◆ THE EXERCISE:
Where the data below has the string "JSON", return the whole line.
START DATA EXCERPTS
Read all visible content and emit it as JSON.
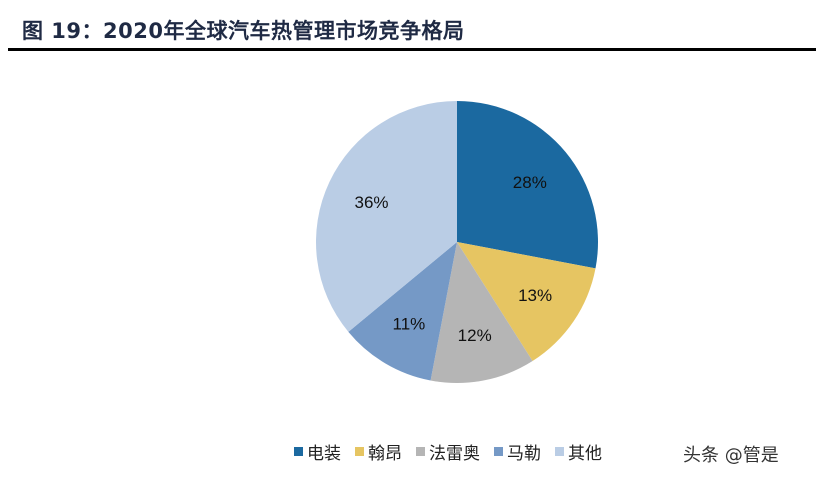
{
  "header": {
    "title": "图 19：2020年全球汽车热管理市场竞争格局"
  },
  "chart_data": {
    "type": "pie",
    "title": "2020年全球汽车热管理市场竞争格局",
    "categories": [
      "电装",
      "翰昂",
      "法雷奥",
      "马勒",
      "其他"
    ],
    "values": [
      28,
      13,
      12,
      11,
      36
    ],
    "labels": [
      "28%",
      "13%",
      "12%",
      "11%",
      "36%"
    ],
    "colors": [
      "#1B69A0",
      "#E6C562",
      "#B5B5B5",
      "#7599C6",
      "#BACDE5"
    ],
    "start_angle": "12 o'clock",
    "direction": "clockwise",
    "legend_position": "bottom"
  },
  "legend": {
    "items": [
      {
        "label": "电装",
        "color": "#1B69A0"
      },
      {
        "label": "翰昂",
        "color": "#E6C562"
      },
      {
        "label": "法雷奥",
        "color": "#B5B5B5"
      },
      {
        "label": "马勒",
        "color": "#7599C6"
      },
      {
        "label": "其他",
        "color": "#BACDE5"
      }
    ]
  },
  "watermark": {
    "text": "头条 @管是"
  }
}
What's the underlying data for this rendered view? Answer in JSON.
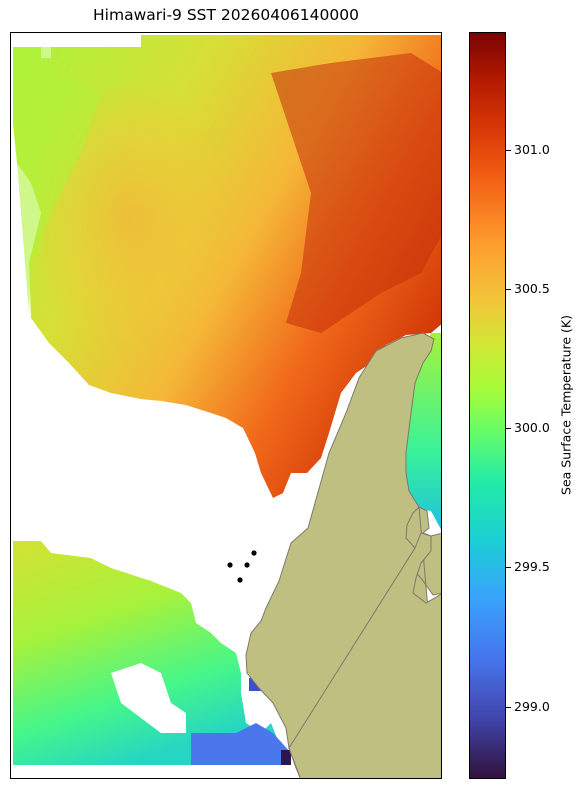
{
  "title": "Himawari-9 SST 20260406140000",
  "colorbar": {
    "label": "Sea Surface Temperature (K)",
    "min": 298.72,
    "max": 301.42,
    "ticks": [
      "299.0",
      "299.5",
      "300.0",
      "300.5",
      "301.0"
    ],
    "colormap": "turbo"
  },
  "colors": {
    "land": "#bfbf82",
    "coast": "#7a7a6a",
    "markers": "#000000"
  },
  "map": {
    "markers_count": 4,
    "features": [
      "sea-surface-temperature-field",
      "land-mass",
      "marker-points"
    ]
  }
}
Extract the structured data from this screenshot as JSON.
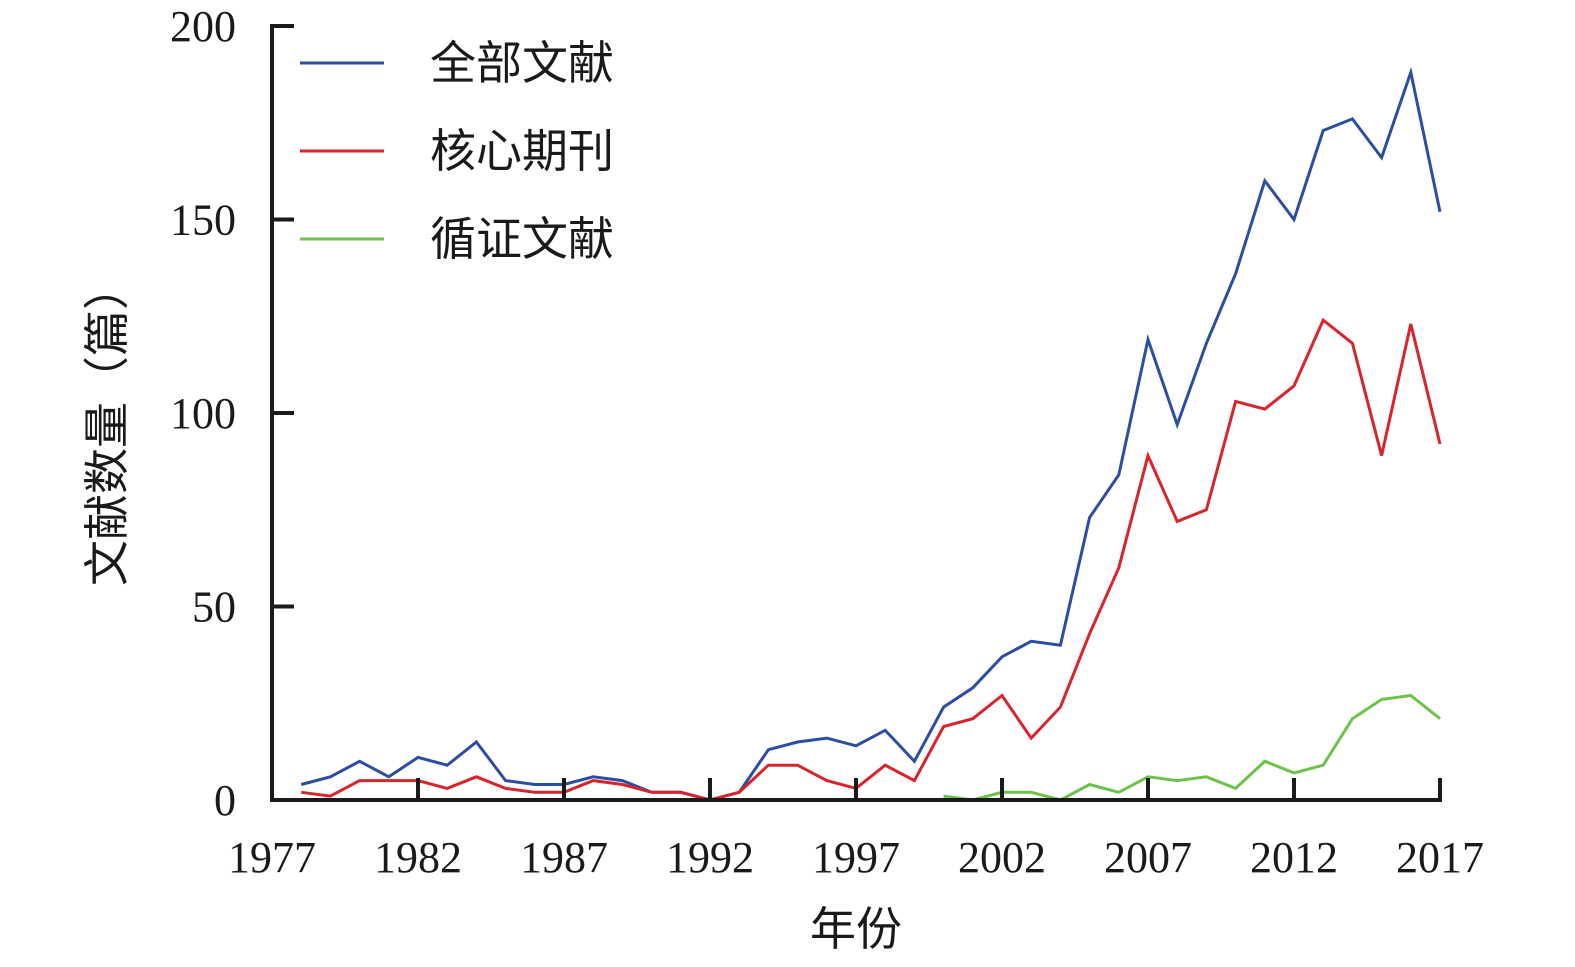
{
  "chart_data": {
    "type": "line",
    "xlabel": "年份",
    "ylabel": "文献数量（篇）",
    "xlim": [
      1977,
      2017
    ],
    "ylim": [
      0,
      200
    ],
    "xticks": [
      "1977",
      "1982",
      "1987",
      "1992",
      "1997",
      "2002",
      "2007",
      "2012",
      "2017"
    ],
    "yticks": [
      "0",
      "50",
      "100",
      "150",
      "200"
    ],
    "grid": false,
    "legend_position": "top-left",
    "series": [
      {
        "name": "全部文献",
        "color": "#2b4ea2",
        "x": [
          1978,
          1979,
          1980,
          1981,
          1982,
          1983,
          1984,
          1985,
          1986,
          1987,
          1988,
          1989,
          1990,
          1991,
          1992,
          1993,
          1994,
          1995,
          1996,
          1997,
          1998,
          1999,
          2000,
          2001,
          2002,
          2003,
          2004,
          2005,
          2006,
          2007,
          2008,
          2009,
          2010,
          2011,
          2012,
          2013,
          2014,
          2015,
          2016,
          2017
        ],
        "values": [
          4,
          6,
          10,
          6,
          11,
          9,
          15,
          5,
          4,
          4,
          6,
          5,
          2,
          2,
          0,
          2,
          13,
          15,
          16,
          14,
          18,
          10,
          24,
          29,
          37,
          41,
          40,
          73,
          84,
          119,
          97,
          118,
          136,
          160,
          150,
          173,
          176,
          166,
          188,
          152
        ]
      },
      {
        "name": "核心期刊",
        "color": "#d9242b",
        "x": [
          1978,
          1979,
          1980,
          1981,
          1982,
          1983,
          1984,
          1985,
          1986,
          1987,
          1988,
          1989,
          1990,
          1991,
          1992,
          1993,
          1994,
          1995,
          1996,
          1997,
          1998,
          1999,
          2000,
          2001,
          2002,
          2003,
          2004,
          2005,
          2006,
          2007,
          2008,
          2009,
          2010,
          2011,
          2012,
          2013,
          2014,
          2015,
          2016,
          2017
        ],
        "values": [
          2,
          1,
          5,
          5,
          5,
          3,
          6,
          3,
          2,
          2,
          5,
          4,
          2,
          2,
          0,
          2,
          9,
          9,
          5,
          3,
          9,
          5,
          19,
          21,
          27,
          16,
          24,
          43,
          60,
          89,
          72,
          75,
          103,
          101,
          107,
          124,
          118,
          89,
          123,
          92
        ]
      },
      {
        "name": "循证文献",
        "color": "#6cc24a",
        "x": [
          2000,
          2001,
          2002,
          2003,
          2004,
          2005,
          2006,
          2007,
          2008,
          2009,
          2010,
          2011,
          2012,
          2013,
          2014,
          2015,
          2016,
          2017
        ],
        "values": [
          1,
          0,
          2,
          2,
          0,
          4,
          2,
          6,
          5,
          6,
          3,
          10,
          7,
          9,
          21,
          26,
          27,
          21
        ]
      }
    ]
  }
}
END DATA EXCERPTS
◆ THE RESULT:
Read all visible content and emit it as JSON.
What's the underlying data for this rendered view? Answer in JSON.
Extract the structured data from this screenshot as JSON.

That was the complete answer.